━━ Stored data ━━

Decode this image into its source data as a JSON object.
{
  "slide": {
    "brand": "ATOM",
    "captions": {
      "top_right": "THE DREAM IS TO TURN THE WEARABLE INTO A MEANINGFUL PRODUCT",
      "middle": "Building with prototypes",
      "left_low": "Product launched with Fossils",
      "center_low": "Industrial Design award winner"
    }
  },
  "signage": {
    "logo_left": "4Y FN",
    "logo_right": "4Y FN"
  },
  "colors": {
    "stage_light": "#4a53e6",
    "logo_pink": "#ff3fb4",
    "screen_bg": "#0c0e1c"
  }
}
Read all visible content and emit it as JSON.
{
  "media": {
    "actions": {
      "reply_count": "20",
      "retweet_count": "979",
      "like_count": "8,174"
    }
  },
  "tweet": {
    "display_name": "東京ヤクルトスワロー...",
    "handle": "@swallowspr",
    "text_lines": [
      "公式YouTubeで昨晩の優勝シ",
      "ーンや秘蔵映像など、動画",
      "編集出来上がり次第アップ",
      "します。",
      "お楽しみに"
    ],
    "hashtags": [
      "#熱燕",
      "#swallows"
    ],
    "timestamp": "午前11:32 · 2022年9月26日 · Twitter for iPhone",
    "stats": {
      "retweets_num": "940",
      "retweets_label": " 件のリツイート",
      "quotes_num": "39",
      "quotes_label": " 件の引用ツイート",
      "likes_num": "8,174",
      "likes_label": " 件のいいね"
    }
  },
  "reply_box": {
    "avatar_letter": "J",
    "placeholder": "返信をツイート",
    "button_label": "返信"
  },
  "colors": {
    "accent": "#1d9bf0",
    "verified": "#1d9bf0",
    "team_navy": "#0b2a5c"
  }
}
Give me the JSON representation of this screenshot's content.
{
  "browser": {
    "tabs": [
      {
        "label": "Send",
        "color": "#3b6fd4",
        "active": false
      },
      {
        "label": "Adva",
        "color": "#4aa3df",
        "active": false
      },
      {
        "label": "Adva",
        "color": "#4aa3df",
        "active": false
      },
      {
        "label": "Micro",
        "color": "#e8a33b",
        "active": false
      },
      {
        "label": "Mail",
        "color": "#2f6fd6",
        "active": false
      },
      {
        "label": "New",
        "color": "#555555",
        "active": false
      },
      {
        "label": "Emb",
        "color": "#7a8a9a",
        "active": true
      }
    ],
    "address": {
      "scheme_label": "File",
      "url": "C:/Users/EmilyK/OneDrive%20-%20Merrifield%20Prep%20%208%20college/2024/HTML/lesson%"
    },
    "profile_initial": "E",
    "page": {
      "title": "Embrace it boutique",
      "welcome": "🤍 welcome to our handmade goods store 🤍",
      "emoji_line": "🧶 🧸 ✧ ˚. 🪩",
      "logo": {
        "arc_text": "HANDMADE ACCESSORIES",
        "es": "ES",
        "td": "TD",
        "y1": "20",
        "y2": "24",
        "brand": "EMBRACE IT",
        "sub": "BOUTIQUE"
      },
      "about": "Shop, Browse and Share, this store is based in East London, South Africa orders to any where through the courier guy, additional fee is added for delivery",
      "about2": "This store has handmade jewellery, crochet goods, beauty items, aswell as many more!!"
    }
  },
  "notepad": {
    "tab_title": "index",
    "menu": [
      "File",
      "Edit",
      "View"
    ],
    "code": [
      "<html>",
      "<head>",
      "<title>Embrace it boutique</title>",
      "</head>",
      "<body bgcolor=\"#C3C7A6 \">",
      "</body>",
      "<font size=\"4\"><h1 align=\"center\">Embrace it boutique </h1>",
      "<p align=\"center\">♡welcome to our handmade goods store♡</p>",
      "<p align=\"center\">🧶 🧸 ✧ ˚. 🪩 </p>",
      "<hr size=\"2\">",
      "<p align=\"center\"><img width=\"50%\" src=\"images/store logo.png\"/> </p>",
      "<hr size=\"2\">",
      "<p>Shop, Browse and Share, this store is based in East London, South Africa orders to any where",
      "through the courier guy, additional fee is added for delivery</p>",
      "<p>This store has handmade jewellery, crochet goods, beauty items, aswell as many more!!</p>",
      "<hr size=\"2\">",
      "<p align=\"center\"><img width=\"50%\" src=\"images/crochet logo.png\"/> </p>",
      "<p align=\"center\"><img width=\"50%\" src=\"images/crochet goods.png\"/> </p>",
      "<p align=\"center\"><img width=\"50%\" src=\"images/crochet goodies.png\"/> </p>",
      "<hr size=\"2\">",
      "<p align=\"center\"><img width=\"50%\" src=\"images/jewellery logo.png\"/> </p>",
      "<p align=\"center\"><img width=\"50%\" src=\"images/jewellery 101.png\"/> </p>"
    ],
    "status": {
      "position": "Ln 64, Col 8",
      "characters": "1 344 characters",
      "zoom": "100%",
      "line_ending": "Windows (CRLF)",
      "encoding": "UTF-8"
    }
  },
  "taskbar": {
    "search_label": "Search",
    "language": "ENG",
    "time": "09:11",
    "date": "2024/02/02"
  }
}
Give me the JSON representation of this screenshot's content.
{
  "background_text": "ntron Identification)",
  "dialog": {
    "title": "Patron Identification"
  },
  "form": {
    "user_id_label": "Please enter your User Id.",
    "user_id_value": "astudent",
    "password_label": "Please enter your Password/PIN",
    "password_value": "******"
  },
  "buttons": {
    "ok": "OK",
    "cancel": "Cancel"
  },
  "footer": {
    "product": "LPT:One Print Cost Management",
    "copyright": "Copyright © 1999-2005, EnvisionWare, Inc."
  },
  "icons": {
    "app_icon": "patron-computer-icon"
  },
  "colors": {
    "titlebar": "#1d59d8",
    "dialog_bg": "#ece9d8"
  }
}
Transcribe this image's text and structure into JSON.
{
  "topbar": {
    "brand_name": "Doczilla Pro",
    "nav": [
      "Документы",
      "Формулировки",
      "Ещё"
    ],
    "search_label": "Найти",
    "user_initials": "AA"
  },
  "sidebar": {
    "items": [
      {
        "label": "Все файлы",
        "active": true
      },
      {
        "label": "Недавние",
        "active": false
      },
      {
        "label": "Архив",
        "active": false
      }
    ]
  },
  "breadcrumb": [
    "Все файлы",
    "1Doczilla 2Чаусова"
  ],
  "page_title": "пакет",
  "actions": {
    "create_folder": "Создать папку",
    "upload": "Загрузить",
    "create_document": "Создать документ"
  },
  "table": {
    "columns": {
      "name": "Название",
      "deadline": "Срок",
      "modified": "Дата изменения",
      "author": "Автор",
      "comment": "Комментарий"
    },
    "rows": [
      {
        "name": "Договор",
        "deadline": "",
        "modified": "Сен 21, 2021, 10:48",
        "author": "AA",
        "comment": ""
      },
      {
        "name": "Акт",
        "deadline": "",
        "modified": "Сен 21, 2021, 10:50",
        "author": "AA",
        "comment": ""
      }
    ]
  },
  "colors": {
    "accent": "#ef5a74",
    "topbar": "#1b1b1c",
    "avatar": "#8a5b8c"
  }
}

━━━

### [Required task]
Write out all records exactly, keeping every detail.

### [Answer below]
Decode this image into its source data as a JSON object.
{
  "slide": {
    "brand": "ATOM",
    "captions": {
      "top_right": "THE DREAM IS TO TURN THE WEARABLE INTO A MEANINGFUL PRODUCT",
      "middle": "Building with prototypes",
      "left_low": "Product launched with Fossils",
      "center_low": "Industrial Design award winner"
    }
  },
  "signage": {
    "logo_left": "4Y FN",
    "logo_right": "4Y FN"
  },
  "colors": {
    "stage_light": "#4a53e6",
    "logo_pink": "#ff3fb4",
    "screen_bg": "#0c0e1c"
  }
}
Read all visible content and emit it as JSON.
{
  "media": {
    "actions": {
      "reply_count": "20",
      "retweet_count": "979",
      "like_count": "8,174"
    }
  },
  "tweet": {
    "display_name": "東京ヤクルトスワロー...",
    "handle": "@swallowspr",
    "text_lines": [
      "公式YouTubeで昨晩の優勝シ",
      "ーンや秘蔵映像など、動画",
      "編集出来上がり次第アップ",
      "します。",
      "お楽しみに"
    ],
    "hashtags": [
      "#熱燕",
      "#swallows"
    ],
    "timestamp": "午前11:32 · 2022年9月26日 · Twitter for iPhone",
    "stats": {
      "retweets_num": "940",
      "retweets_label": " 件のリツイート",
      "quotes_num": "39",
      "quotes_label": " 件の引用ツイート",
      "likes_num": "8,174",
      "likes_label": " 件のいいね"
    }
  },
  "reply_box": {
    "avatar_letter": "J",
    "placeholder": "返信をツイート",
    "button_label": "返信"
  },
  "colors": {
    "accent": "#1d9bf0",
    "verified": "#1d9bf0",
    "team_navy": "#0b2a5c"
  }
}
Give me the JSON representation of this screenshot's content.
{
  "browser": {
    "tabs": [
      {
        "label": "Send",
        "color": "#3b6fd4",
        "active": false
      },
      {
        "label": "Adva",
        "color": "#4aa3df",
        "active": false
      },
      {
        "label": "Adva",
        "color": "#4aa3df",
        "active": false
      },
      {
        "label": "Micro",
        "color": "#e8a33b",
        "active": false
      },
      {
        "label": "Mail",
        "color": "#2f6fd6",
        "active": false
      },
      {
        "label": "New",
        "color": "#555555",
        "active": false
      },
      {
        "label": "Emb",
        "color": "#7a8a9a",
        "active": true
      }
    ],
    "address": {
      "scheme_label": "File",
      "url": "C:/Users/EmilyK/OneDrive%20-%20Merrifield%20Prep%20%208%20college/2024/HTML/lesson%"
    },
    "profile_initial": "E",
    "page": {
      "title": "Embrace it boutique",
      "welcome": "🤍 welcome to our handmade goods store 🤍",
      "emoji_line": "🧶 🧸 ✧ ˚. 🪩",
      "logo": {
        "arc_text": "HANDMADE ACCESSORIES",
        "es": "ES",
        "td": "TD",
        "y1": "20",
        "y2": "24",
        "brand": "EMBRACE IT",
        "sub": "BOUTIQUE"
      },
      "about": "Shop, Browse and Share, this store is based in East London, South Africa orders to any where through the courier guy, additional fee is added for delivery",
      "about2": "This store has handmade jewellery, crochet goods, beauty items, aswell as many more!!"
    }
  },
  "notepad": {
    "tab_title": "index",
    "menu": [
      "File",
      "Edit",
      "View"
    ],
    "code": [
      "<html>",
      "<head>",
      "<title>Embrace it boutique</title>",
      "</head>",
      "<body bgcolor=\"#C3C7A6 \">",
      "</body>",
      "<font size=\"4\"><h1 align=\"center\">Embrace it boutique </h1>",
      "<p align=\"center\">♡welcome to our handmade goods store♡</p>",
      "<p align=\"center\">🧶 🧸 ✧ ˚. 🪩 </p>",
      "<hr size=\"2\">",
      "<p align=\"center\"><img width=\"50%\" src=\"images/store logo.png\"/> </p>",
      "<hr size=\"2\">",
      "<p>Shop, Browse and Share, this store is based in East London, South Africa orders to any where",
      "through the courier guy, additional fee is added for delivery</p>",
      "<p>This store has handmade jewellery, crochet goods, beauty items, aswell as many more!!</p>",
      "<hr size=\"2\">",
      "<p align=\"center\"><img width=\"50%\" src=\"images/crochet logo.png\"/> </p>",
      "<p align=\"center\"><img width=\"50%\" src=\"images/crochet goods.png\"/> </p>",
      "<p align=\"center\"><img width=\"50%\" src=\"images/crochet goodies.png\"/> </p>",
      "<hr size=\"2\">",
      "<p align=\"center\"><img width=\"50%\" src=\"images/jewellery logo.png\"/> </p>",
      "<p align=\"center\"><img width=\"50%\" src=\"images/jewellery 101.png\"/> </p>"
    ],
    "status": {
      "position": "Ln 64, Col 8",
      "characters": "1 344 characters",
      "zoom": "100%",
      "line_ending": "Windows (CRLF)",
      "encoding": "UTF-8"
    }
  },
  "taskbar": {
    "search_label": "Search",
    "language": "ENG",
    "time": "09:11",
    "date": "2024/02/02"
  }
}
Give me the JSON representation of this screenshot's content.
{
  "background_text": "ntron Identification)",
  "dialog": {
    "title": "Patron Identification"
  },
  "form": {
    "user_id_label": "Please enter your User Id.",
    "user_id_value": "astudent",
    "password_label": "Please enter your Password/PIN",
    "password_value": "******"
  },
  "buttons": {
    "ok": "OK",
    "cancel": "Cancel"
  },
  "footer": {
    "product": "LPT:One Print Cost Management",
    "copyright": "Copyright © 1999-2005, EnvisionWare, Inc."
  },
  "icons": {
    "app_icon": "patron-computer-icon"
  },
  "colors": {
    "titlebar": "#1d59d8",
    "dialog_bg": "#ece9d8"
  }
}
Transcribe this image's text and structure into JSON.
{
  "topbar": {
    "brand_name": "Doczilla Pro",
    "nav": [
      "Документы",
      "Формулировки",
      "Ещё"
    ],
    "search_label": "Найти",
    "user_initials": "AA"
  },
  "sidebar": {
    "items": [
      {
        "label": "Все файлы",
        "active": true
      },
      {
        "label": "Недавние",
        "active": false
      },
      {
        "label": "Архив",
        "active": false
      }
    ]
  },
  "breadcrumb": [
    "Все файлы",
    "1Doczilla 2Чаусова"
  ],
  "page_title": "пакет",
  "actions": {
    "create_folder": "Создать папку",
    "upload": "Загрузить",
    "create_document": "Создать документ"
  },
  "table": {
    "columns": {
      "name": "Название",
      "deadline": "Срок",
      "modified": "Дата изменения",
      "author": "Автор",
      "comment": "Комментарий"
    },
    "rows": [
      {
        "name": "Договор",
        "deadline": "",
        "modified": "Сен 21, 2021, 10:48",
        "author": "AA",
        "comment": ""
      },
      {
        "name": "Акт",
        "deadline": "",
        "modified": "Сен 21, 2021, 10:50",
        "author": "AA",
        "comment": ""
      }
    ]
  },
  "colors": {
    "accent": "#ef5a74",
    "topbar": "#1b1b1c",
    "avatar": "#8a5b8c"
  }
}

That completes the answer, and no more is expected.